▶ [Aim of the exercise]: Copy all lines that contain the word "placeholder".

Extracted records

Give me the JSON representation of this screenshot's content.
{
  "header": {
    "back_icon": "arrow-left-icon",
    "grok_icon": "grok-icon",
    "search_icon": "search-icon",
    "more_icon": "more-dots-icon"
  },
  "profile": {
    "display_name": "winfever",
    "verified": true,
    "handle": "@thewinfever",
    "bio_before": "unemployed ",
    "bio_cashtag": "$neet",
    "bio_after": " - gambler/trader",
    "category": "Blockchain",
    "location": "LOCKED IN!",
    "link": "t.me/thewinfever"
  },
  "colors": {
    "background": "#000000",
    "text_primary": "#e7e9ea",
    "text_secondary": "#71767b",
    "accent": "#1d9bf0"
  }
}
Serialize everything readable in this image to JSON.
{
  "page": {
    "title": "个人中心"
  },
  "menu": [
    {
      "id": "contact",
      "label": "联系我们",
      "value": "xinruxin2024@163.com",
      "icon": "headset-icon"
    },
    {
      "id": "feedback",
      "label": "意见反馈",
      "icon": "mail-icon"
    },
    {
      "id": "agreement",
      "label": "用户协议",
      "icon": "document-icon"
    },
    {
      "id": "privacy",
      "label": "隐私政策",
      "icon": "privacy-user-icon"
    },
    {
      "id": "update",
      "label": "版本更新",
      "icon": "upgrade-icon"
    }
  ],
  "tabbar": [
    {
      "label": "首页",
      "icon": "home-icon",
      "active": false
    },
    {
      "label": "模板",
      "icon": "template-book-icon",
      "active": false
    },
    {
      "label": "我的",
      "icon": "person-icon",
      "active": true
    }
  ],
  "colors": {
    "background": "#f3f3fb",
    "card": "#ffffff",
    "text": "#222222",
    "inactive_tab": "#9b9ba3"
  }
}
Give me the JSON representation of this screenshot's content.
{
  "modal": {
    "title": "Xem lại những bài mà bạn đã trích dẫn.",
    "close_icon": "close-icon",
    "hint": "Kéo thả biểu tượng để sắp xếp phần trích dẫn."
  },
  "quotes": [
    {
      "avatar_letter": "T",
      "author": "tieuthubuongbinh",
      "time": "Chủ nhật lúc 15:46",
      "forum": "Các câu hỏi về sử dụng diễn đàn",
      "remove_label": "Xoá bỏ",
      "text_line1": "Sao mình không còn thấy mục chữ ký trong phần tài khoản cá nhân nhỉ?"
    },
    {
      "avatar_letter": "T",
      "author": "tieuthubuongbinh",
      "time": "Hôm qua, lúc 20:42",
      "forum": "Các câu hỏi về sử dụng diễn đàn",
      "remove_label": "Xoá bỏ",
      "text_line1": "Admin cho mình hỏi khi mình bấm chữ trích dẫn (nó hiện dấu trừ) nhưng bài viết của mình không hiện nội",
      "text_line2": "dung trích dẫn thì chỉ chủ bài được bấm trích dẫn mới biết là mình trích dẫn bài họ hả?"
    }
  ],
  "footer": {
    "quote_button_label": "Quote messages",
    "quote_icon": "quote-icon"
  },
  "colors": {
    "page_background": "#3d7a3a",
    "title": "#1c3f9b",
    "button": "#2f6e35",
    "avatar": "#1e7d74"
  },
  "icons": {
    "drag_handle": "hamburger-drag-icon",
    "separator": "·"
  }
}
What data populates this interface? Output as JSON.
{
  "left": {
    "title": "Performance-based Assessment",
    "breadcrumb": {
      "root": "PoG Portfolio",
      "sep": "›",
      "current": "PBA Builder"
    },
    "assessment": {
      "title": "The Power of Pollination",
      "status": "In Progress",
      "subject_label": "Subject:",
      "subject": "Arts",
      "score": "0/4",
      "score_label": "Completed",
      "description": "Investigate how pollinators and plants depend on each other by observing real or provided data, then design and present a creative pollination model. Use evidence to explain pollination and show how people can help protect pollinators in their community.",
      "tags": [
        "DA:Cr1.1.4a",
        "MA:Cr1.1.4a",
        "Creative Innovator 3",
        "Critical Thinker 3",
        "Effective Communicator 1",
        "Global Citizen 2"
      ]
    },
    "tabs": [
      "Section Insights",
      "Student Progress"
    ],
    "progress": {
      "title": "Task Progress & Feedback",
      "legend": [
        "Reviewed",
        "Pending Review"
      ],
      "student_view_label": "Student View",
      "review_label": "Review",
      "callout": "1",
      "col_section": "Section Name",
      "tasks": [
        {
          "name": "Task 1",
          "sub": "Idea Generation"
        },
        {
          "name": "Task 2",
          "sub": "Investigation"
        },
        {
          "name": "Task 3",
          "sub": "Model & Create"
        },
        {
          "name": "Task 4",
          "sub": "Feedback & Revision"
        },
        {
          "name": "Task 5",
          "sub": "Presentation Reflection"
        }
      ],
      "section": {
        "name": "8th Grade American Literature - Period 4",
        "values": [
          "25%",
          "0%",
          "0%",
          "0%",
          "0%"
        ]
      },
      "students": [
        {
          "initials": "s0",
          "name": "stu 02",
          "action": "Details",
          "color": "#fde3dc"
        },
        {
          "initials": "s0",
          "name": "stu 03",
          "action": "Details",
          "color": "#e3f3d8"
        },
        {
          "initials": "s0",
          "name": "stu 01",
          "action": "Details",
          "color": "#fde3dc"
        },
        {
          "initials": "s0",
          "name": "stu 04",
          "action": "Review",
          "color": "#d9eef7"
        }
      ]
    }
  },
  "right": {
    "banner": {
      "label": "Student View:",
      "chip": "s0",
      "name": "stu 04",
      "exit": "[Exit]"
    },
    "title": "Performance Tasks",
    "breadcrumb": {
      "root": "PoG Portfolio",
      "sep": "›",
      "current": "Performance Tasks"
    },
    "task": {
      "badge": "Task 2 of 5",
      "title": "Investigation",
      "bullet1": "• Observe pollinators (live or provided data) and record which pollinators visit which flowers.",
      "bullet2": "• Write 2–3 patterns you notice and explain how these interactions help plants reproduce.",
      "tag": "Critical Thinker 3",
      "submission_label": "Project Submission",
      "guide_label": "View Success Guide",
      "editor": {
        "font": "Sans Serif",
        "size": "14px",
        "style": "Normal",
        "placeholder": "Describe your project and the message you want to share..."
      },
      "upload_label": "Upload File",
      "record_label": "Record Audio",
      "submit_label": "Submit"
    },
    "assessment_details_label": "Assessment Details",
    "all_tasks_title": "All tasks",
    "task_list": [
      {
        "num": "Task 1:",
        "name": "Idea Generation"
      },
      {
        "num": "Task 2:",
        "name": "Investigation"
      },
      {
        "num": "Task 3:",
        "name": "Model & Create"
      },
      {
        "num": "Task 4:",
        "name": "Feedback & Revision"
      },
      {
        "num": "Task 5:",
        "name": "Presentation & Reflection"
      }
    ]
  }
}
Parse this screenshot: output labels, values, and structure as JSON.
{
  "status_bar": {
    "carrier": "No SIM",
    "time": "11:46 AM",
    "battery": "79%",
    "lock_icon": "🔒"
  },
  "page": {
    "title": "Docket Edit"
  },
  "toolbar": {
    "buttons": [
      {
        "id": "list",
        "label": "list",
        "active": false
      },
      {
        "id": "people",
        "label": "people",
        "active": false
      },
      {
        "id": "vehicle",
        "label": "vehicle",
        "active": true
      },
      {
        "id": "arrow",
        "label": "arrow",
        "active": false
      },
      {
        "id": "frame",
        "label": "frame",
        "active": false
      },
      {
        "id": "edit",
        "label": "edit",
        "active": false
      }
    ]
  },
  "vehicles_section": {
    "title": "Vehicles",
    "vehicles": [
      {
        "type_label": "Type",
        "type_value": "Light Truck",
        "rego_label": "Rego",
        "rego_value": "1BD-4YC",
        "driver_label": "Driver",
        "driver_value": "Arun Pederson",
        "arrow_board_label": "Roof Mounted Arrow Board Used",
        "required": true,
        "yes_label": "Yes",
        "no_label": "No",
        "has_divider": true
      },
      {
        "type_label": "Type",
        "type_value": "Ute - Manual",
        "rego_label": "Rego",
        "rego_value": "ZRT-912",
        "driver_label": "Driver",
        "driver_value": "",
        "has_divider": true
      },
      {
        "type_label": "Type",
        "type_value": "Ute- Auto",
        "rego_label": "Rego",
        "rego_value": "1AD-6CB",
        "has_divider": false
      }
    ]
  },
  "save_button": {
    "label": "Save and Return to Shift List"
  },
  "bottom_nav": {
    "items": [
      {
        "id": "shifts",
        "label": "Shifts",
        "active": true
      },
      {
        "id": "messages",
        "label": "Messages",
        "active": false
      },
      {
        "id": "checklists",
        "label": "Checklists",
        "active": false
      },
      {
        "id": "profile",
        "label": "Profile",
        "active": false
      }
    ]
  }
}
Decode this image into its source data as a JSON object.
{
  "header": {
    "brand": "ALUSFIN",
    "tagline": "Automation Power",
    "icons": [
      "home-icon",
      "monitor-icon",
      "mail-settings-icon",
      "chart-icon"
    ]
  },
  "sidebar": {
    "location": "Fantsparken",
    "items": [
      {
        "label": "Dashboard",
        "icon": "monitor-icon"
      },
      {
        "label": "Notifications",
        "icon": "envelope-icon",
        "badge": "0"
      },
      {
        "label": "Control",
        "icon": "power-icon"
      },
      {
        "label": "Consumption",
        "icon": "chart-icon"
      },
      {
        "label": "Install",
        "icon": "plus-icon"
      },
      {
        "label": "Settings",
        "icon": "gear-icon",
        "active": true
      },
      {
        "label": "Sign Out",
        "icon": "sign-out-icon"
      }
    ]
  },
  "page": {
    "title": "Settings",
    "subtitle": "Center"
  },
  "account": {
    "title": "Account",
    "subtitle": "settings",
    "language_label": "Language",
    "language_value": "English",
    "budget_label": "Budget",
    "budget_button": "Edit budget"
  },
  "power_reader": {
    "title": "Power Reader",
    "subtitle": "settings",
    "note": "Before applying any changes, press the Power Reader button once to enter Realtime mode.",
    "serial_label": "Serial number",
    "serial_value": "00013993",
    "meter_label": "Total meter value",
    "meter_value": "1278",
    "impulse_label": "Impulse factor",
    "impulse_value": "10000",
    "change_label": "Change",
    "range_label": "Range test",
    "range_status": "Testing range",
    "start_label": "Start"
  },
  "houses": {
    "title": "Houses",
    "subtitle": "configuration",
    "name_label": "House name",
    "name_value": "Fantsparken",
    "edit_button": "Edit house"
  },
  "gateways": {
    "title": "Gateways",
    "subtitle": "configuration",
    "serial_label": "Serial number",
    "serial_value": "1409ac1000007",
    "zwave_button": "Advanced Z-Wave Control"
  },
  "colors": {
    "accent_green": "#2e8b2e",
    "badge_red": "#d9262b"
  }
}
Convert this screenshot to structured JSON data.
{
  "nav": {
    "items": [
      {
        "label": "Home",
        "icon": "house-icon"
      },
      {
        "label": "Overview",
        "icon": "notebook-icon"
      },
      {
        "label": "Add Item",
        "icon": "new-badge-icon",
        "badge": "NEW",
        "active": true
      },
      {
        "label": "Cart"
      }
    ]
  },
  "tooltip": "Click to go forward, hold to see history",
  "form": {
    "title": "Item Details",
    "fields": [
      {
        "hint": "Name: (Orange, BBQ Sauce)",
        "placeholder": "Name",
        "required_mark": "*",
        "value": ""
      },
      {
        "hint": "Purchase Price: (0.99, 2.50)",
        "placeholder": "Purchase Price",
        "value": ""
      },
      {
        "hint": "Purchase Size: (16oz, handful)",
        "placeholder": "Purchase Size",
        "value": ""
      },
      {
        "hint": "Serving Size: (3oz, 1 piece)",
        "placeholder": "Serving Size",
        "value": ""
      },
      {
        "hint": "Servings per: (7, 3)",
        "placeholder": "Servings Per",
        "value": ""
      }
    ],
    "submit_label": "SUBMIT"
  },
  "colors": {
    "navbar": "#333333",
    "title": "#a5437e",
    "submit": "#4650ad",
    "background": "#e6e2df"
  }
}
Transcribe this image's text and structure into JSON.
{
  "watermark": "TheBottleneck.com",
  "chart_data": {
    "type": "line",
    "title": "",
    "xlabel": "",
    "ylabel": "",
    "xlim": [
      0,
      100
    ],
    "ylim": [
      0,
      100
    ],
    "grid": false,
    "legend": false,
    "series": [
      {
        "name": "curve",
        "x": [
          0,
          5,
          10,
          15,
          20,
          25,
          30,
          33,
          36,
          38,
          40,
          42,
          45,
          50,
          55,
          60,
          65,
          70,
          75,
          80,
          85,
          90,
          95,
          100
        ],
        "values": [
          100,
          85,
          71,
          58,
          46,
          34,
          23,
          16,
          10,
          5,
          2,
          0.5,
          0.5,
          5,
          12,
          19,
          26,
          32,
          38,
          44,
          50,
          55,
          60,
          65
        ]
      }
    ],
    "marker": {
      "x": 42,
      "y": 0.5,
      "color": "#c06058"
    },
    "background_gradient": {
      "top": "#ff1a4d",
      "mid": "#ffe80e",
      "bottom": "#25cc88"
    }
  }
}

▶ [Reply to the exercise]:
        "placeholder": "Describe your project and the message you want to share..."
        "placeholder": "Name",
        "placeholder": "Purchase Price",
        "placeholder": "Purchase Size",
        "placeholder": "Serving Size",
        "placeholder": "Servings Per",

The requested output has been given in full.